Entries from a dataset:
##############################
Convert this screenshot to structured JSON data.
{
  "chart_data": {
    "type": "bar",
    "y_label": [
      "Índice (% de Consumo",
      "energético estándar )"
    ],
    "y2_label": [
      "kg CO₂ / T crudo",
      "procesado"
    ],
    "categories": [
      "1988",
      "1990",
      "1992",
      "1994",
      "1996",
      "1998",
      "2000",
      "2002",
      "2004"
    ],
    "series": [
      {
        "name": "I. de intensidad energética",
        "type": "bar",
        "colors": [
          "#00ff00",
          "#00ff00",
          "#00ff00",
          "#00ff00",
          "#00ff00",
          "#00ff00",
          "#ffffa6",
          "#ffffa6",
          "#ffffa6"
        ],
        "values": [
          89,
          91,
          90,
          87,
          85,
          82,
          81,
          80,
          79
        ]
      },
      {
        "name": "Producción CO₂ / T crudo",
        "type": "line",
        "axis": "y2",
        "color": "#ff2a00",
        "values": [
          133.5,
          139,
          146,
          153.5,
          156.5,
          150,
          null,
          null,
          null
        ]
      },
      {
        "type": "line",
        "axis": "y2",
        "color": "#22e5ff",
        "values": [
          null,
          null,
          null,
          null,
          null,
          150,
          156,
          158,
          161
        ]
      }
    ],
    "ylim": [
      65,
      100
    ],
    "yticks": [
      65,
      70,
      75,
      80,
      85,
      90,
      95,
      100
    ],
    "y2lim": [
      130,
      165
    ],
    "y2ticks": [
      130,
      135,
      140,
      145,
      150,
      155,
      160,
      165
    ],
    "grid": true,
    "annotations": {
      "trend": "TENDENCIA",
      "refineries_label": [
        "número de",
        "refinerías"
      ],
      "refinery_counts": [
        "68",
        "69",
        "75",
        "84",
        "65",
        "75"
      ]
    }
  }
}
##############################
WRITTEN EXERCISE:
Restate each record word for word.

ANSWER BELOW:
Convert this screenshot to structured JSON data.
{
  "chart_data": {
    "type": "bar",
    "y_label": [
      "Índice (% de Consumo",
      "energético estándar )"
    ],
    "y2_label": [
      "kg CO₂ / T crudo",
      "procesado"
    ],
    "categories": [
      "1988",
      "1990",
      "1992",
      "1994",
      "1996",
      "1998",
      "2000",
      "2002",
      "2004"
    ],
    "series": [
      {
        "name": "I. de intensidad energética",
        "type": "bar",
        "colors": [
          "#00ff00",
          "#00ff00",
          "#00ff00",
          "#00ff00",
          "#00ff00",
          "#00ff00",
          "#ffffa6",
          "#ffffa6",
          "#ffffa6"
        ],
        "values": [
          89,
          91,
          90,
          87,
          85,
          82,
          81,
          80,
          79
        ]
      },
      {
        "name": "Producción CO₂ / T crudo",
        "type": "line",
        "axis": "y2",
        "color": "#ff2a00",
        "values": [
          133.5,
          139,
          146,
          153.5,
          156.5,
          150,
          null,
          null,
          null
        ]
      },
      {
        "type": "line",
        "axis": "y2",
        "color": "#22e5ff",
        "values": [
          null,
          null,
          null,
          null,
          null,
          150,
          156,
          158,
          161
        ]
      }
    ],
    "ylim": [
      65,
      100
    ],
    "yticks": [
      65,
      70,
      75,
      80,
      85,
      90,
      95,
      100
    ],
    "y2lim": [
      130,
      165
    ],
    "y2ticks": [
      130,
      135,
      140,
      145,
      150,
      155,
      160,
      165
    ],
    "grid": true,
    "annotations": {
      "trend": "TENDENCIA",
      "refineries_label": [
        "número de",
        "refinerías"
      ],
      "refinery_counts": [
        "68",
        "69",
        "75",
        "84",
        "65",
        "75"
      ]
    }
  }
}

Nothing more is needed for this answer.